**What is expected:** Below are some entries. Output each one exactly as it appears.

%%

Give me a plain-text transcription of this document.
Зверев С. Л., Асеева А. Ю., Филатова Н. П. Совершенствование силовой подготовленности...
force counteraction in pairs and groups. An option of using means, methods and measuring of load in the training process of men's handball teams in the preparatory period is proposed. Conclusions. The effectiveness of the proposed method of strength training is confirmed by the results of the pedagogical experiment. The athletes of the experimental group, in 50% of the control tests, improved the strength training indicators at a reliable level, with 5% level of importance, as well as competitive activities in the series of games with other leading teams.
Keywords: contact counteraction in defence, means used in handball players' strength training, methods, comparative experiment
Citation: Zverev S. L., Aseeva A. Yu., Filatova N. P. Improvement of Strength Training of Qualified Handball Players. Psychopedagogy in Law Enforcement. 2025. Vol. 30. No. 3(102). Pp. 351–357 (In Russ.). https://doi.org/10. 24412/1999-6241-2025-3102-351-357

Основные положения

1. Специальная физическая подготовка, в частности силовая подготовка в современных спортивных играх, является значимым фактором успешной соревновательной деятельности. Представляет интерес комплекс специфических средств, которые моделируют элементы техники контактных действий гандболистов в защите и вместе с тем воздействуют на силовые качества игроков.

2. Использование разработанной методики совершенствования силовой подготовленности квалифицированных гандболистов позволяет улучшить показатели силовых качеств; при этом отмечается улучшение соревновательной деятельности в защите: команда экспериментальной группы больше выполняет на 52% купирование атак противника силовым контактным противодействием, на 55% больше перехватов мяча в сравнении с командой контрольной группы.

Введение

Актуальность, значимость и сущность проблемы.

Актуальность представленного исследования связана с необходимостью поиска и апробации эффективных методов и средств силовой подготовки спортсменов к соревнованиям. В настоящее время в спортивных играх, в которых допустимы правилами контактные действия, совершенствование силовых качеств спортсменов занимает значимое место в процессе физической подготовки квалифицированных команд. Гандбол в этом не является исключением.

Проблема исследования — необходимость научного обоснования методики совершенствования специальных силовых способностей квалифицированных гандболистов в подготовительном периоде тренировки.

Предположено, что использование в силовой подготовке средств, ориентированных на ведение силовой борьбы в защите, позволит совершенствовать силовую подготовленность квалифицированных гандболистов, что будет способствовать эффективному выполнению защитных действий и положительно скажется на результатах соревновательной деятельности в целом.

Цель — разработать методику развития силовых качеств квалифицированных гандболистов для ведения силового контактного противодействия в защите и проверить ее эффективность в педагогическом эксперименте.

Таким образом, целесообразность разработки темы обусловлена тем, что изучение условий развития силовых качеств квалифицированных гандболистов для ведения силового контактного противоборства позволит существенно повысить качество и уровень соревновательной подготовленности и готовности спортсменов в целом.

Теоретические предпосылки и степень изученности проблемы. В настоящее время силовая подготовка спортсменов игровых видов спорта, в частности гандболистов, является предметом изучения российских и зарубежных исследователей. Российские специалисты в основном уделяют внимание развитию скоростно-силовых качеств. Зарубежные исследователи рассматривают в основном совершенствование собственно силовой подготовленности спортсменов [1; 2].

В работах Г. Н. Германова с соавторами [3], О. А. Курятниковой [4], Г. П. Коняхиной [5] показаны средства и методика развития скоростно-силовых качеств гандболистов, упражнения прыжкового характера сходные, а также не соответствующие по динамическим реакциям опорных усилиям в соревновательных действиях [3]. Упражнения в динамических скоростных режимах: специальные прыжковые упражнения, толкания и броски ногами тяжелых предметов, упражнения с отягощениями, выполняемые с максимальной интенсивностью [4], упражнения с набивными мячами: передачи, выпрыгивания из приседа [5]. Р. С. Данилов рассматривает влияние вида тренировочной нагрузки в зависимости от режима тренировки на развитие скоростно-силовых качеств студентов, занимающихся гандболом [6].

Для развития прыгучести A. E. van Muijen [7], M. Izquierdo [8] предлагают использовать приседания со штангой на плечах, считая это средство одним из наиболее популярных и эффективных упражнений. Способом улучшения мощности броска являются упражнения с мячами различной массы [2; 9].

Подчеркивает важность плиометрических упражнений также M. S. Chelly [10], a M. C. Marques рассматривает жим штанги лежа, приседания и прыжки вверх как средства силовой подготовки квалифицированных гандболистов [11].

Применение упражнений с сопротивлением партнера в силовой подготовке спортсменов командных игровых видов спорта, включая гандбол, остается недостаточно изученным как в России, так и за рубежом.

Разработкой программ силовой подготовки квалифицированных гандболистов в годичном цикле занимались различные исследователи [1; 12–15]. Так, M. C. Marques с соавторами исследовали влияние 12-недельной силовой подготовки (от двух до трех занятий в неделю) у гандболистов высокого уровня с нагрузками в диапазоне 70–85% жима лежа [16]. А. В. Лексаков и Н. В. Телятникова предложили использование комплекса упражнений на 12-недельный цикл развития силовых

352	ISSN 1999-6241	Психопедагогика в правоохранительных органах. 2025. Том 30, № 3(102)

%%

**Full solution:**
Give me a plain-text transcription of this document.
Зверев С. Л., Асеева А. Ю., Филатова Н. П. Совершенствование силовой подготовленности...
force counteraction in pairs and groups. An option of using means, methods and measuring of load in the training process of men's handball teams in the preparatory period is proposed. Conclusions. The effectiveness of the proposed method of strength training is confirmed by the results of the pedagogical experiment. The athletes of the experimental group, in 50% of the control tests, improved the strength training indicators at a reliable level, with 5% level of importance, as well as competitive activities in the series of games with other leading teams.
Keywords: contact counteraction in defence, means used in handball players' strength training, methods, comparative experiment
Citation: Zverev S. L., Aseeva A. Yu., Filatova N. P. Improvement of Strength Training of Qualified Handball Players. Psychopedagogy in Law Enforcement. 2025. Vol. 30. No. 3(102). Pp. 351–357 (In Russ.). https://doi.org/10. 24412/1999-6241-2025-3102-351-357

Основные положения

1. Специальная физическая подготовка, в частности силовая подготовка в современных спортивных играх, является значимым фактором успешной соревновательной деятельности. Представляет интерес комплекс специфических средств, которые моделируют элементы техники контактных действий гандболистов в защите и вместе с тем воздействуют на силовые качества игроков.

2. Использование разработанной методики совершенствования силовой подготовленности квалифицированных гандболистов позволяет улучшить показатели силовых качеств; при этом отмечается улучшение соревновательной деятельности в защите: команда экспериментальной группы больше выполняет на 52% купирование атак противника силовым контактным противодействием, на 55% больше перехватов мяча в сравнении с командой контрольной группы.

Введение

Актуальность, значимость и сущность проблемы.

Актуальность представленного исследования связана с необходимостью поиска и апробации эффективных методов и средств силовой подготовки спортсменов к соревнованиям. В настоящее время в спортивных играх, в которых допустимы правилами контактные действия, совершенствование силовых качеств спортсменов занимает значимое место в процессе физической подготовки квалифицированных команд. Гандбол в этом не является исключением.

Проблема исследования — необходимость научного обоснования методики совершенствования специальных силовых способностей квалифицированных гандболистов в подготовительном периоде тренировки.

Предположено, что использование в силовой подготовке средств, ориентированных на ведение силовой борьбы в защите, позволит совершенствовать силовую подготовленность квалифицированных гандболистов, что будет способствовать эффективному выполнению защитных действий и положительно скажется на результатах соревновательной деятельности в целом.

Цель — разработать методику развития силовых качеств квалифицированных гандболистов для ведения силового контактного противодействия в защите и проверить ее эффективность в педагогическом эксперименте.

Таким образом, целесообразность разработки темы обусловлена тем, что изучение условий развития силовых качеств квалифицированных гандболистов для ведения силового контактного противоборства позволит существенно повысить качество и уровень соревновательной подготовленности и готовности спортсменов в целом.

Теоретические предпосылки и степень изученности проблемы. В настоящее время силовая подготовка спортсменов игровых видов спорта, в частности гандболистов, является предметом изучения российских и зарубежных исследователей. Российские специалисты в основном уделяют внимание развитию скоростно-силовых качеств. Зарубежные исследователи рассматривают в основном совершенствование собственно силовой подготовленности спортсменов [1; 2].

В работах Г. Н. Германова с соавторами [3], О. А. Курятниковой [4], Г. П. Коняхиной [5] показаны средства и методика развития скоростно-силовых качеств гандболистов, упражнения прыжкового характера сходные, а также не соответствующие по динамическим реакциям опорных усилиям в соревновательных действиях [3]. Упражнения в динамических скоростных режимах: специальные прыжковые упражнения, толкания и броски ногами тяжелых предметов, упражнения с отягощениями, выполняемые с максимальной интенсивностью [4], упражнения с набивными мячами: передачи, выпрыгивания из приседа [5]. Р. С. Данилов рассматривает влияние вида тренировочной нагрузки в зависимости от режима тренировки на развитие скоростно-силовых качеств студентов, занимающихся гандболом [6].

Для развития прыгучести A. E. van Muijen [7], M. Izquierdo [8] предлагают использовать приседания со штангой на плечах, считая это средство одним из наиболее популярных и эффективных упражнений. Способом улучшения мощности броска являются упражнения с мячами различной массы [2; 9].

Подчеркивает важность плиометрических упражнений также M. S. Chelly [10], a M. C. Marques рассматривает жим штанги лежа, приседания и прыжки вверх как средства силовой подготовки квалифицированных гандболистов [11].

Применение упражнений с сопротивлением партнера в силовой подготовке спортсменов командных игровых видов спорта, включая гандбол, остается недостаточно изученным как в России, так и за рубежом.

Разработкой программ силовой подготовки квалифицированных гандболистов в годичном цикле занимались различные исследователи [1; 12–15]. Так, M. C. Marques с соавторами исследовали влияние 12-недельной силовой подготовки (от двух до трех занятий в неделю) у гандболистов высокого уровня с нагрузками в диапазоне 70–85% жима лежа [16]. А. В. Лексаков и Н. В. Телятникова предложили использование комплекса упражнений на 12-недельный цикл развития силовых

352	ISSN 1999-6241	Психопедагогика в правоохранительных органах. 2025. Том 30, № 3(102)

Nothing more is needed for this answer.